Wherever "page" appears in a line, list that line.

■ **Records supplied**
+ + + +
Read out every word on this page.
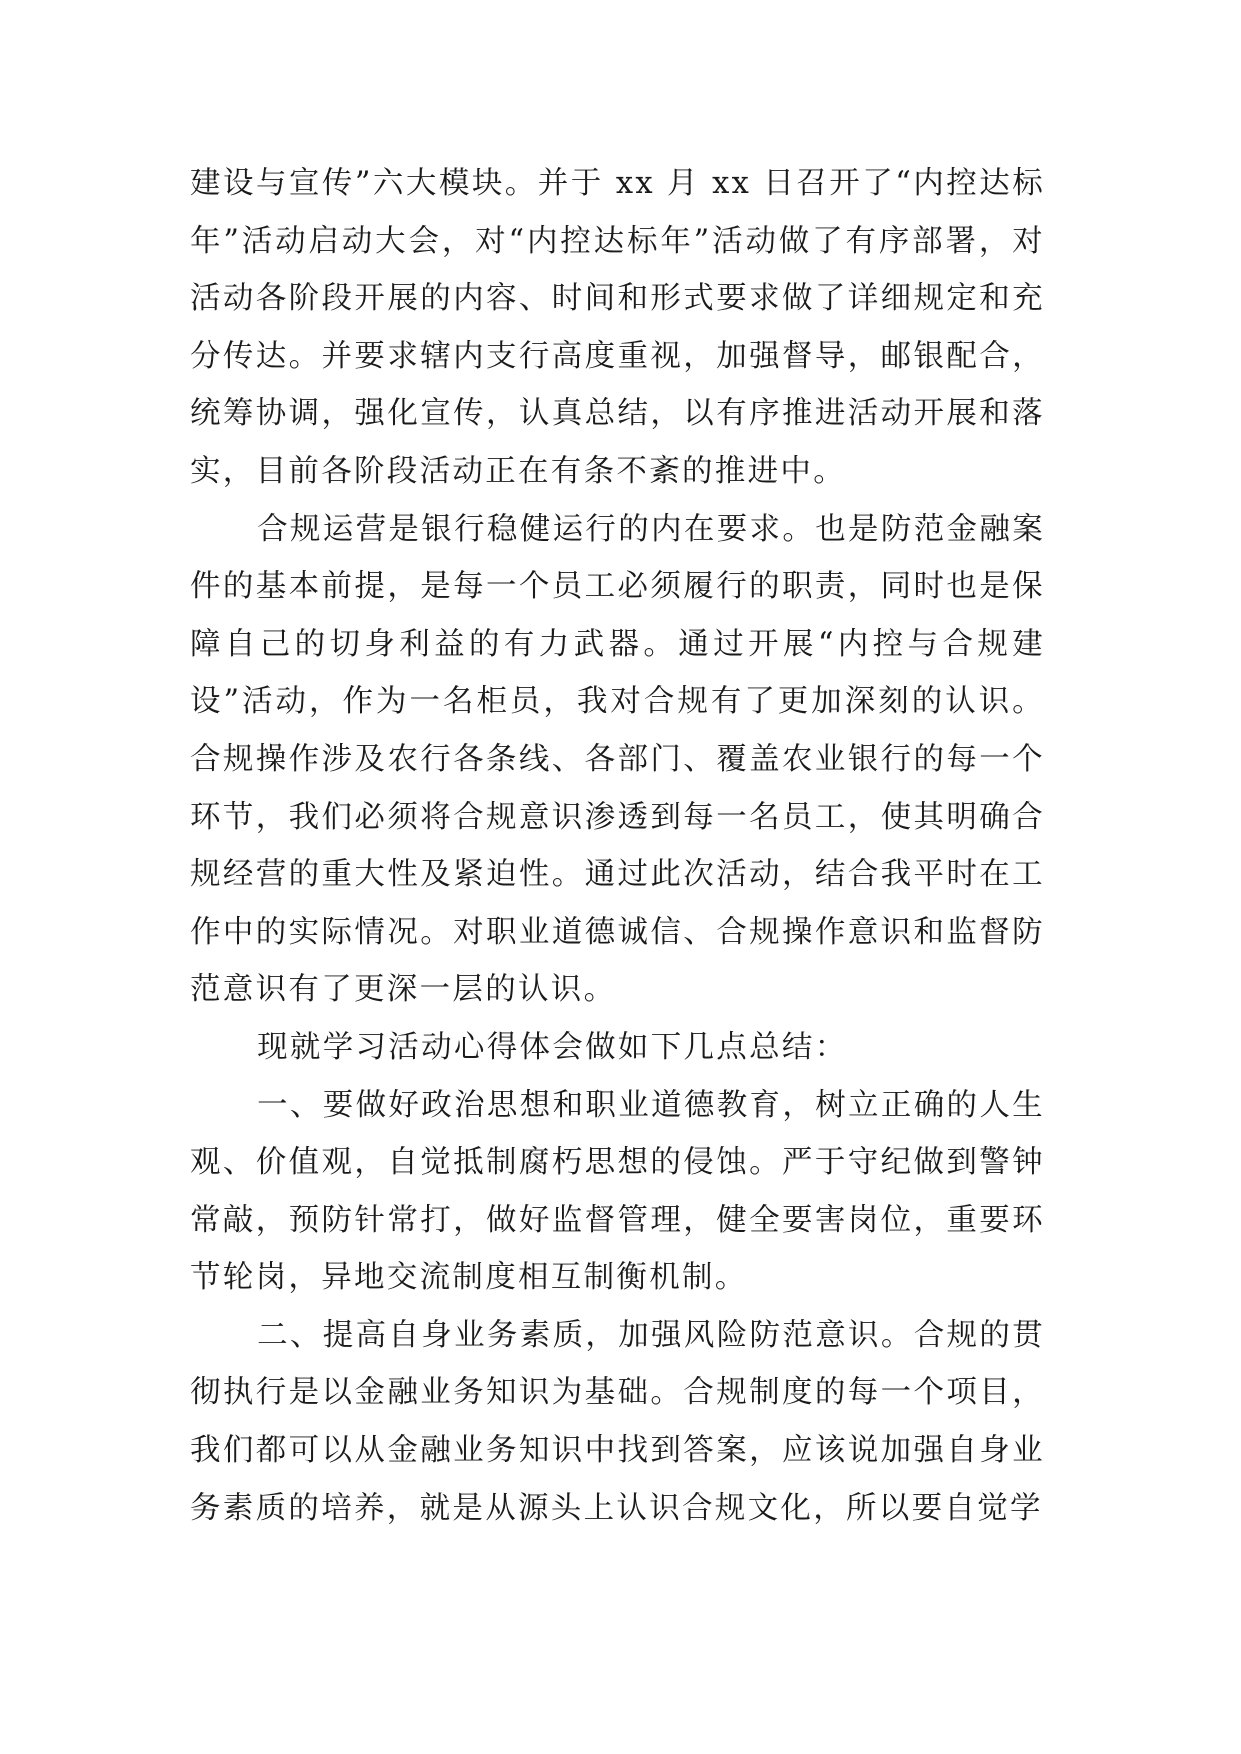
建设与宣传”六大模块。并于 xx 月 xx 日召开了“内控达标年”活动启动大会，对“内控达标年”活动做了有序部署，对活动各阶段开展的内容、时间和形式要求做了详细规定和充分传达。并要求辖内支行高度重视，加强督导，邮银配合，统筹协调，强化宣传，认真总结，以有序推进活动开展和落实，目前各阶段活动正在有条不紊的推进中。

合规运营是银行稳健运行的内在要求。也是防范金融案件的基本前提，是每一个员工必须履行的职责，同时也是保障自己的切身利益的有力武器。通过开展“内控与合规建设”活动，作为一名柜员，我对合规有了更加深刻的认识。合规操作涉及农行各条线、各部门、覆盖农业银行的每一个环节，我们必须将合规意识渗透到每一名员工，使其明确合规经营的重大性及紧迫性。通过此次活动，结合我平时在工作中的实际情况。对职业道德诚信、合规操作意识和监督防范意识有了更深一层的认识。

现就学习活动心得体会做如下几点总结：

一、要做好政治思想和职业道德教育，树立正确的人生观、价值观，自觉抵制腐朽思想的侵蚀。严于守纪做到警钟常敲，预防针常打，做好监督管理，健全要害岗位，重要环节轮岗，异地交流制度相互制衡机制。

二、提高自身业务素质，加强风险防范意识。合规的贯彻执行是以金融业务知识为基础。合规制度的每一个项目，我们都可以从金融业务知识中找到答案，应该说加强自身业务素质的培养，就是从源头上认识合规文化，所以要自觉学
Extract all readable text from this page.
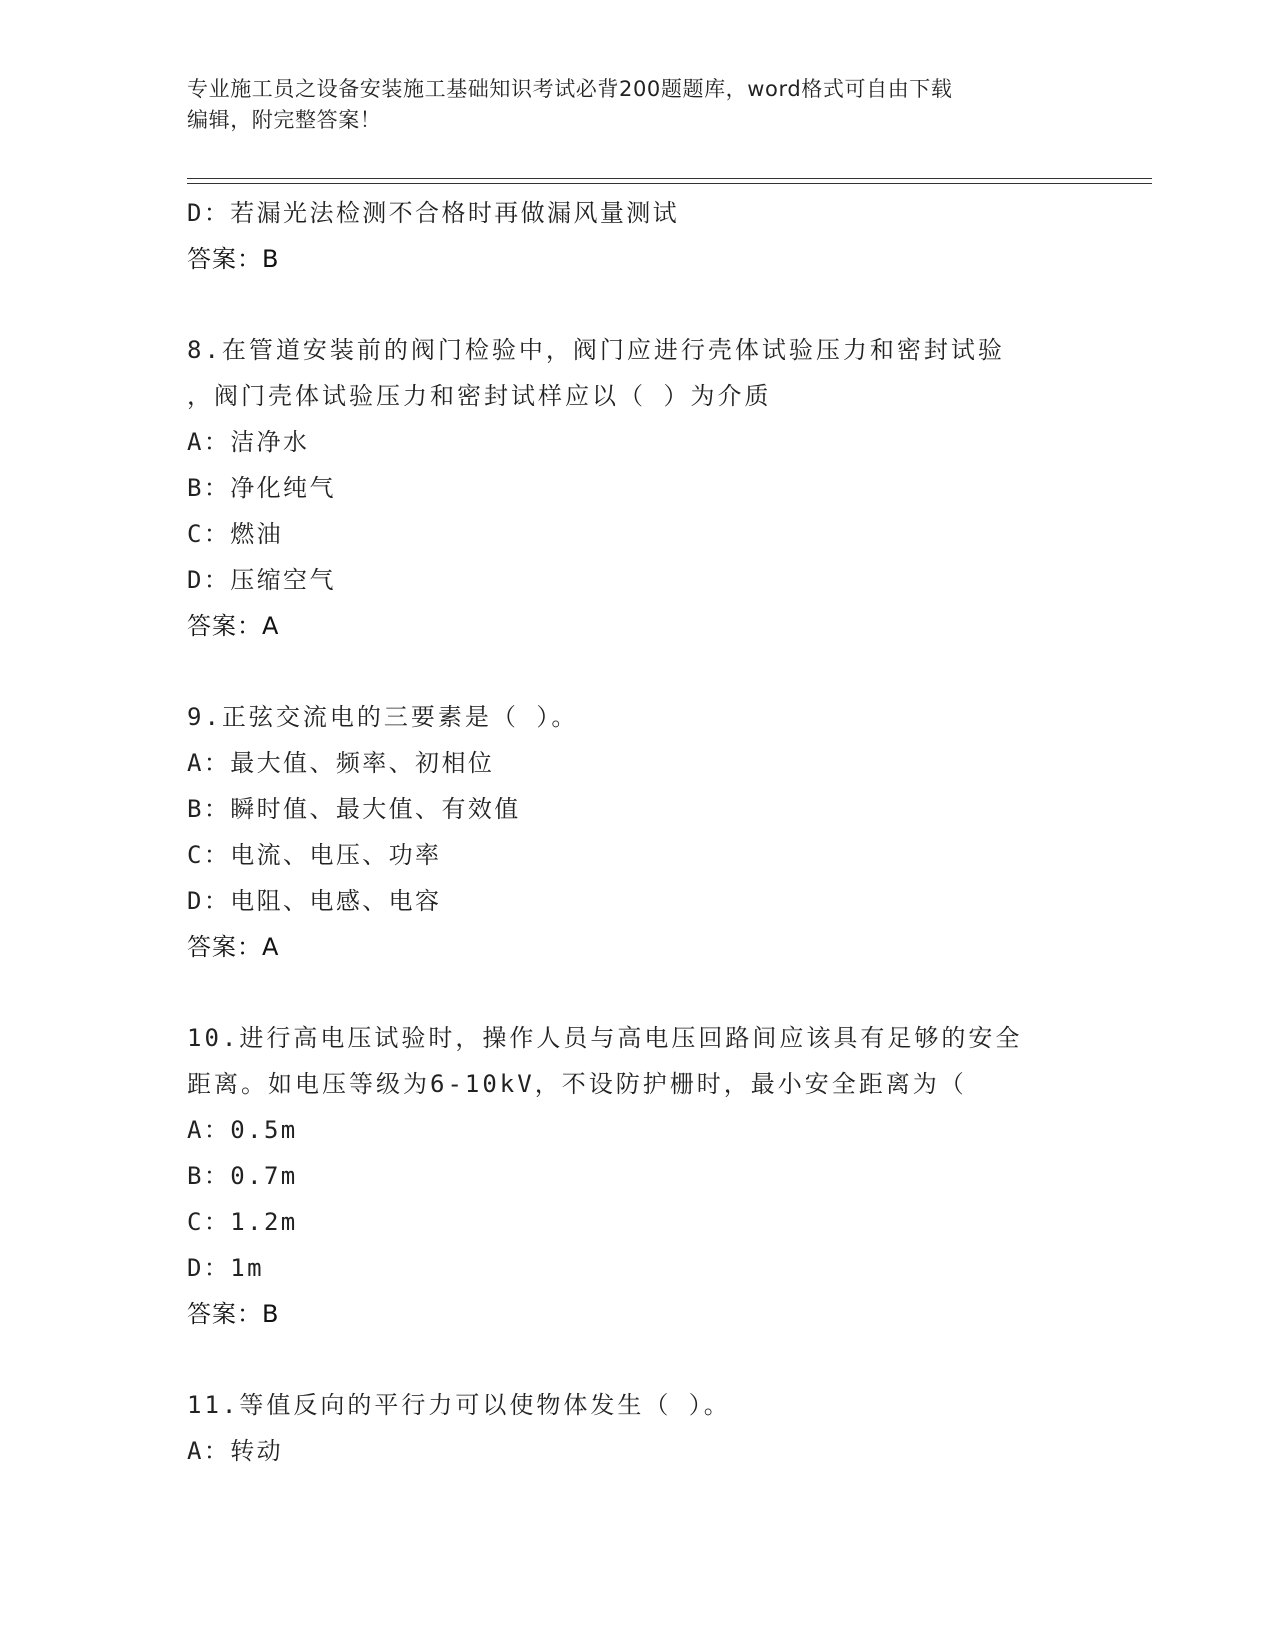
专业施工员之设备安装施工基础知识考试必背200题题库，word格式可自由下载
编辑，附完整答案！
D：若漏光法检测不合格时再做漏风量测试
答案：B
8.在管道安装前的阀门检验中，阀门应进行壳体试验压力和密封试验
，阀门壳体试验压力和密封试样应以（ ）为介质
A：洁净水
B：净化纯气
C：燃油
D：压缩空气
答案：A
9.正弦交流电的三要素是（ ）。
A：最大值、频率、初相位
B：瞬时值、最大值、有效值
C：电流、电压、功率
D：电阻、电感、电容
答案：A
10.进行高电压试验时，操作人员与高电压回路间应该具有足够的安全
距离。如电压等级为6-10kV，不设防护栅时，最小安全距离为（
A：0.5m
B：0.7m
C：1.2m
D：1m
答案：B
11.等值反向的平行力可以使物体发生（ ）。
A：转动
+ + + +
■ **Answer to this task**
Read out every word on this page.
Extract all readable text from this page.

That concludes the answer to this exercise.